**The request**
Collect the lines of the entries where "user" shows up.

**Extracted data**
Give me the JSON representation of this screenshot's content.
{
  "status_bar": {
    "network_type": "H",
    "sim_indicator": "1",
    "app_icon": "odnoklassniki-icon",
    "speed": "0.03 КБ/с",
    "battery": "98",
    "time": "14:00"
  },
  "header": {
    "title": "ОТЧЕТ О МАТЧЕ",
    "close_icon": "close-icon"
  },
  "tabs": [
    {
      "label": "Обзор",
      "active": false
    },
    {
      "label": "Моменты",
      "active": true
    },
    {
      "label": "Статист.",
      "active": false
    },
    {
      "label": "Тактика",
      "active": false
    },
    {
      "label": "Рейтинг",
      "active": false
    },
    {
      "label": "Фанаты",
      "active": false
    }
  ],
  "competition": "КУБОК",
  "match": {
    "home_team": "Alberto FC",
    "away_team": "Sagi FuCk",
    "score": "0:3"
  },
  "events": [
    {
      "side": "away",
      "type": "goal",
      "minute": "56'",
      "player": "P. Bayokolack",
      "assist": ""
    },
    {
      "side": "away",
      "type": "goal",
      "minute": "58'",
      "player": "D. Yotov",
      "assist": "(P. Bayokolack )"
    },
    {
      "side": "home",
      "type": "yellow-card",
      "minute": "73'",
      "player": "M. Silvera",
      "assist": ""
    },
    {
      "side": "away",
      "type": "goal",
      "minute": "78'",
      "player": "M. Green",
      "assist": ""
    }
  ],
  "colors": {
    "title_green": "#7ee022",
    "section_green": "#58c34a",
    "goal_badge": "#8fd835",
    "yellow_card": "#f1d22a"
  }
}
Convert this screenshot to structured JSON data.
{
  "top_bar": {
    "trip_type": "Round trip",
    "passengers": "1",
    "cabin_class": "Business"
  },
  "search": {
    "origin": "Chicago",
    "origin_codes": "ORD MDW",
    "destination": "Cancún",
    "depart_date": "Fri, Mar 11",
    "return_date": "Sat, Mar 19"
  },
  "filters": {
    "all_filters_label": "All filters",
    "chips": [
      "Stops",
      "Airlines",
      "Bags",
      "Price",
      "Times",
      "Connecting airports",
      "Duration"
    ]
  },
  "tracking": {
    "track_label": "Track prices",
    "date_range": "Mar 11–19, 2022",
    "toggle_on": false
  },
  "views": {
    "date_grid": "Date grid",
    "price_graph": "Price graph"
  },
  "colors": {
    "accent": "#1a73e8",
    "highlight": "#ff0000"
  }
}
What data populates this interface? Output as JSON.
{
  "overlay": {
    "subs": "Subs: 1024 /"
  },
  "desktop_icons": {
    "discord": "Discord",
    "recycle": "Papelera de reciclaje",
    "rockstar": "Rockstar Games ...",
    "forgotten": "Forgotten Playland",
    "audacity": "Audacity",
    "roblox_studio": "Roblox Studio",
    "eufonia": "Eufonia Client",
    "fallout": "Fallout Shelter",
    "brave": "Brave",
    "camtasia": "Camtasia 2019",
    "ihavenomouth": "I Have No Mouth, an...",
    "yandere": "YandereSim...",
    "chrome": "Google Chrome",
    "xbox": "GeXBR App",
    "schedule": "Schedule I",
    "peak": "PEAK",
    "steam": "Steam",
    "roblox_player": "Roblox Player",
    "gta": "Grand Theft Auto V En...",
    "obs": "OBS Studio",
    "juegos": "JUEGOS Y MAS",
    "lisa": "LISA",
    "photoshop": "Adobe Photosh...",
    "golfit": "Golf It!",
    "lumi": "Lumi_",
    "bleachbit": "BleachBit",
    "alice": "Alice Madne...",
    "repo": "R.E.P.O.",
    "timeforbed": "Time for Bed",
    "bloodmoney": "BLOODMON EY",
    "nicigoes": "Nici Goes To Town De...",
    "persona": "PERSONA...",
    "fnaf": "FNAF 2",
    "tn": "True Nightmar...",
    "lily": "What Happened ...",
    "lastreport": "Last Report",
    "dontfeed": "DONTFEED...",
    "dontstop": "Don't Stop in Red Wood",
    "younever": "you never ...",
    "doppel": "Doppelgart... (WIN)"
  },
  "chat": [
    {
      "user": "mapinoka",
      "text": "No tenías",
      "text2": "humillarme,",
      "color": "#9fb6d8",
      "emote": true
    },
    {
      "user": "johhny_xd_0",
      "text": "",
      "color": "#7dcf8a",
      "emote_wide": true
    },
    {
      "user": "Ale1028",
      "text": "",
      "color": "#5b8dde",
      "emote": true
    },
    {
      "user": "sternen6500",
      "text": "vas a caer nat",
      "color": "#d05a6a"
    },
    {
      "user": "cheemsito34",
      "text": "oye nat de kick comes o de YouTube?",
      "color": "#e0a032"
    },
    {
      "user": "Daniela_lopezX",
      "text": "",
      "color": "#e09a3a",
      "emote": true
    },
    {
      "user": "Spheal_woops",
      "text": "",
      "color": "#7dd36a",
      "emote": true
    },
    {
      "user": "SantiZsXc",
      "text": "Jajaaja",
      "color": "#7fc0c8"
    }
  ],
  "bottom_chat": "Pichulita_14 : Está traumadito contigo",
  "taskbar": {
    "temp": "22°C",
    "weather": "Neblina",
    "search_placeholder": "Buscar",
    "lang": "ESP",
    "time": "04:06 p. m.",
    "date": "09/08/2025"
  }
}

**Response**
      "user": "mapinoka",
      "user": "johhny_xd_0",
      "user": "Ale1028",
      "user": "sternen6500",
      "user": "cheemsito34",
      "user": "Daniela_lopezX",
      "user": "Spheal_woops",
      "user": "SantiZsXc",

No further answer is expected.